### AVAILABLE RECORDS
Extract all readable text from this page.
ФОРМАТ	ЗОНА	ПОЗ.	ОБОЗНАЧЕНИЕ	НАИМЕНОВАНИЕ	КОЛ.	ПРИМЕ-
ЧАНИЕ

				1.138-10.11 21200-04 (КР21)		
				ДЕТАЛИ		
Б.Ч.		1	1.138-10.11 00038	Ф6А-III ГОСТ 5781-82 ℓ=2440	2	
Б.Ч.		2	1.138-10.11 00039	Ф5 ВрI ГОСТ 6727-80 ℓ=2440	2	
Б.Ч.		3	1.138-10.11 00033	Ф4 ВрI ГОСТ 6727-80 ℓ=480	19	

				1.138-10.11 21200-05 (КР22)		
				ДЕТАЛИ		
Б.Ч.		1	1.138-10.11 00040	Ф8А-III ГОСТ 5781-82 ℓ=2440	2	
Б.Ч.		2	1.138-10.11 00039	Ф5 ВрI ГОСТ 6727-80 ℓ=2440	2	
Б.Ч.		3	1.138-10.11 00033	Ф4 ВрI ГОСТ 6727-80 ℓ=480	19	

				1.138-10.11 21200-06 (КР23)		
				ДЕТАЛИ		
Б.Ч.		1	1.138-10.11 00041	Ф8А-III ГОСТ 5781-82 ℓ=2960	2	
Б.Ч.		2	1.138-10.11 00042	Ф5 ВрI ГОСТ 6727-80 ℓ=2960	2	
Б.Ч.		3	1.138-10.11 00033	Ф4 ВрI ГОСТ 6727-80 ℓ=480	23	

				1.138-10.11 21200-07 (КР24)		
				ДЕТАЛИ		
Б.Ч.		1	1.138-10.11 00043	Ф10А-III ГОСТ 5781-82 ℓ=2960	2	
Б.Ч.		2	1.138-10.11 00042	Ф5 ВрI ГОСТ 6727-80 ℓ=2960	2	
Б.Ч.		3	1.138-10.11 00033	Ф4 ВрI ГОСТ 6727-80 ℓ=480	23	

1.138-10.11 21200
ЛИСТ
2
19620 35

### AIM OF THE TASK
Set all of the records down again, exactly as they stand.

### THE SOLUTION
Extract all readable text from this page.
ФОРМАТ	ЗОНА	ПОЗ.	ОБОЗНАЧЕНИЕ	НАИМЕНОВАНИЕ	КОЛ.	ПРИМЕ-
ЧАНИЕ

				1.138-10.11 21200-04 (КР21)		
				ДЕТАЛИ		
Б.Ч.		1	1.138-10.11 00038	Ф6А-III ГОСТ 5781-82 ℓ=2440	2	
Б.Ч.		2	1.138-10.11 00039	Ф5 ВрI ГОСТ 6727-80 ℓ=2440	2	
Б.Ч.		3	1.138-10.11 00033	Ф4 ВрI ГОСТ 6727-80 ℓ=480	19	

				1.138-10.11 21200-05 (КР22)		
				ДЕТАЛИ		
Б.Ч.		1	1.138-10.11 00040	Ф8А-III ГОСТ 5781-82 ℓ=2440	2	
Б.Ч.		2	1.138-10.11 00039	Ф5 ВрI ГОСТ 6727-80 ℓ=2440	2	
Б.Ч.		3	1.138-10.11 00033	Ф4 ВрI ГОСТ 6727-80 ℓ=480	19	

				1.138-10.11 21200-06 (КР23)		
				ДЕТАЛИ		
Б.Ч.		1	1.138-10.11 00041	Ф8А-III ГОСТ 5781-82 ℓ=2960	2	
Б.Ч.		2	1.138-10.11 00042	Ф5 ВрI ГОСТ 6727-80 ℓ=2960	2	
Б.Ч.		3	1.138-10.11 00033	Ф4 ВрI ГОСТ 6727-80 ℓ=480	23	

				1.138-10.11 21200-07 (КР24)		
				ДЕТАЛИ		
Б.Ч.		1	1.138-10.11 00043	Ф10А-III ГОСТ 5781-82 ℓ=2960	2	
Б.Ч.		2	1.138-10.11 00042	Ф5 ВрI ГОСТ 6727-80 ℓ=2960	2	
Б.Ч.		3	1.138-10.11 00033	Ф4 ВрI ГОСТ 6727-80 ℓ=480	23	

1.138-10.11 21200
ЛИСТ
2
19620 35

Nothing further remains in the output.